→ **TASK GOAL**
Exactly as given, repeat all of the entries.

→ **ENTRIES PROVIDED**
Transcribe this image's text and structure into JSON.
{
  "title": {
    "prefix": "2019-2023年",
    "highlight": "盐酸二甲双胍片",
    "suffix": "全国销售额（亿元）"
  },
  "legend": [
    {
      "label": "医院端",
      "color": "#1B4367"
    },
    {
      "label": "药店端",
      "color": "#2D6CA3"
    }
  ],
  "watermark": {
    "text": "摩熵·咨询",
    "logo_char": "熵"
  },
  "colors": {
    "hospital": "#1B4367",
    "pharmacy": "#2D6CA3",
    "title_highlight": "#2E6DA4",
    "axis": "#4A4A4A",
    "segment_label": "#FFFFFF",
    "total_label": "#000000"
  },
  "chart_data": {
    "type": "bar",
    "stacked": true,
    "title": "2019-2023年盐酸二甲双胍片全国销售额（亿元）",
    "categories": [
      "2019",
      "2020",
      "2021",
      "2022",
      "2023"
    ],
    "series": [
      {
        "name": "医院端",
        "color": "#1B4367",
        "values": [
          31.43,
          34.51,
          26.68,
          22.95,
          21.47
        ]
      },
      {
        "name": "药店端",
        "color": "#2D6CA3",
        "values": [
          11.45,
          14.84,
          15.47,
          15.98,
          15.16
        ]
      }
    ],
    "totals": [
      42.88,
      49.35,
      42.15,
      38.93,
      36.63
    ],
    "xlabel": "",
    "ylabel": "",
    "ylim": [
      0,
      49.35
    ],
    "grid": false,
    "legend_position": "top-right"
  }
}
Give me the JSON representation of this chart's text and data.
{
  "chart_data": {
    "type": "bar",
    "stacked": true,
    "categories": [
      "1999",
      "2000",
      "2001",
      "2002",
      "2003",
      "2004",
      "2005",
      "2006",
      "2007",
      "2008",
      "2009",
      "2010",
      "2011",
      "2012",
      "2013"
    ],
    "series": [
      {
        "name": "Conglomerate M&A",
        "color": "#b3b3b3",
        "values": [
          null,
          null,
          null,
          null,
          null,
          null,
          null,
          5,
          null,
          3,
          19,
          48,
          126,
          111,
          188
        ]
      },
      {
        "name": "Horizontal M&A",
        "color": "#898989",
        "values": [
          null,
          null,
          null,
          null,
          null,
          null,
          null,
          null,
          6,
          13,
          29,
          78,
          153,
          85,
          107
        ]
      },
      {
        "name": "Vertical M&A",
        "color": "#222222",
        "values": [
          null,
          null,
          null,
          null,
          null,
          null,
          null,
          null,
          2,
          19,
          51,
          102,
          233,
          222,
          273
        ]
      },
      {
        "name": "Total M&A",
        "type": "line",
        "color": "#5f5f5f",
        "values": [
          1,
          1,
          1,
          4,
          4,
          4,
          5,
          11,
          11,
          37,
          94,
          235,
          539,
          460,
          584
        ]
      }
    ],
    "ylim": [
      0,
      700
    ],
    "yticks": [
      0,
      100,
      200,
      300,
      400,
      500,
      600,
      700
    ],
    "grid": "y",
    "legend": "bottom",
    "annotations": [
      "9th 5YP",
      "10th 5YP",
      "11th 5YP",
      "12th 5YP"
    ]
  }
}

→ **ANSWER TO THE PROBLEM**
Transcribe this image's text and structure into JSON.
{
  "title": {
    "prefix": "2019-2023年",
    "highlight": "盐酸二甲双胍片",
    "suffix": "全国销售额（亿元）"
  },
  "legend": [
    {
      "label": "医院端",
      "color": "#1B4367"
    },
    {
      "label": "药店端",
      "color": "#2D6CA3"
    }
  ],
  "watermark": {
    "text": "摩熵·咨询",
    "logo_char": "熵"
  },
  "colors": {
    "hospital": "#1B4367",
    "pharmacy": "#2D6CA3",
    "title_highlight": "#2E6DA4",
    "axis": "#4A4A4A",
    "segment_label": "#FFFFFF",
    "total_label": "#000000"
  },
  "chart_data": {
    "type": "bar",
    "stacked": true,
    "title": "2019-2023年盐酸二甲双胍片全国销售额（亿元）",
    "categories": [
      "2019",
      "2020",
      "2021",
      "2022",
      "2023"
    ],
    "series": [
      {
        "name": "医院端",
        "color": "#1B4367",
        "values": [
          31.43,
          34.51,
          26.68,
          22.95,
          21.47
        ]
      },
      {
        "name": "药店端",
        "color": "#2D6CA3",
        "values": [
          11.45,
          14.84,
          15.47,
          15.98,
          15.16
        ]
      }
    ],
    "totals": [
      42.88,
      49.35,
      42.15,
      38.93,
      36.63
    ],
    "xlabel": "",
    "ylabel": "",
    "ylim": [
      0,
      49.35
    ],
    "grid": false,
    "legend_position": "top-right"
  }
}
Give me the JSON representation of this chart's text and data.
{
  "chart_data": {
    "type": "bar",
    "stacked": true,
    "categories": [
      "1999",
      "2000",
      "2001",
      "2002",
      "2003",
      "2004",
      "2005",
      "2006",
      "2007",
      "2008",
      "2009",
      "2010",
      "2011",
      "2012",
      "2013"
    ],
    "series": [
      {
        "name": "Conglomerate M&A",
        "color": "#b3b3b3",
        "values": [
          null,
          null,
          null,
          null,
          null,
          null,
          null,
          5,
          null,
          3,
          19,
          48,
          126,
          111,
          188
        ]
      },
      {
        "name": "Horizontal M&A",
        "color": "#898989",
        "values": [
          null,
          null,
          null,
          null,
          null,
          null,
          null,
          null,
          6,
          13,
          29,
          78,
          153,
          85,
          107
        ]
      },
      {
        "name": "Vertical M&A",
        "color": "#222222",
        "values": [
          null,
          null,
          null,
          null,
          null,
          null,
          null,
          null,
          2,
          19,
          51,
          102,
          233,
          222,
          273
        ]
      },
      {
        "name": "Total M&A",
        "type": "line",
        "color": "#5f5f5f",
        "values": [
          1,
          1,
          1,
          4,
          4,
          4,
          5,
          11,
          11,
          37,
          94,
          235,
          539,
          460,
          584
        ]
      }
    ],
    "ylim": [
      0,
      700
    ],
    "yticks": [
      0,
      100,
      200,
      300,
      400,
      500,
      600,
      700
    ],
    "grid": "y",
    "legend": "bottom",
    "annotations": [
      "9th 5YP",
      "10th 5YP",
      "11th 5YP",
      "12th 5YP"
    ]
  }
}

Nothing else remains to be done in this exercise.